— EXERCISE TASK —
Count every line that has "information" in it and give the total, nothing more.

# START OF MATERIAL PROVIDED

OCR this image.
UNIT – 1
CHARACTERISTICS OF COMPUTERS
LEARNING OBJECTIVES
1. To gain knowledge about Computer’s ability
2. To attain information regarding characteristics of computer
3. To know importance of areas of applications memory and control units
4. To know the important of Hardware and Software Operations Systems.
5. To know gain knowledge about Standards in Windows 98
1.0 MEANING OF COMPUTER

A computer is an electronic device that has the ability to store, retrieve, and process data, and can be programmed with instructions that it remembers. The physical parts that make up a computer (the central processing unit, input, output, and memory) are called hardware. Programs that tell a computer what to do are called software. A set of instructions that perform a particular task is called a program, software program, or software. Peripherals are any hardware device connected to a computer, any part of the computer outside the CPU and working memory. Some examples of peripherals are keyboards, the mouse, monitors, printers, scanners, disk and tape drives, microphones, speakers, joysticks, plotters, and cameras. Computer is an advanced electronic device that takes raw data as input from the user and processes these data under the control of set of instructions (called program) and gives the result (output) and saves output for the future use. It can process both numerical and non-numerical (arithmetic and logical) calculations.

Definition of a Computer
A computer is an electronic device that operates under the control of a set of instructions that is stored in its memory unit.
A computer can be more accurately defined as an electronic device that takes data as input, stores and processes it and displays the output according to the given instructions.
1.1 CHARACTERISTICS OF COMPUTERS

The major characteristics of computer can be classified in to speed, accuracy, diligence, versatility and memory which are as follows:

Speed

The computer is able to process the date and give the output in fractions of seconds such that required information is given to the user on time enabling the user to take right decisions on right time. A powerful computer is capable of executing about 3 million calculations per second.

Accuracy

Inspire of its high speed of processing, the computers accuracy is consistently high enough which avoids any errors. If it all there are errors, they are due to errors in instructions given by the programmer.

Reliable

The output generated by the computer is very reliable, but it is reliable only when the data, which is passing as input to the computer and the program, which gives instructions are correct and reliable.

# END OF MATERIAL PROVIDED

— WRITTEN ANSWER —
2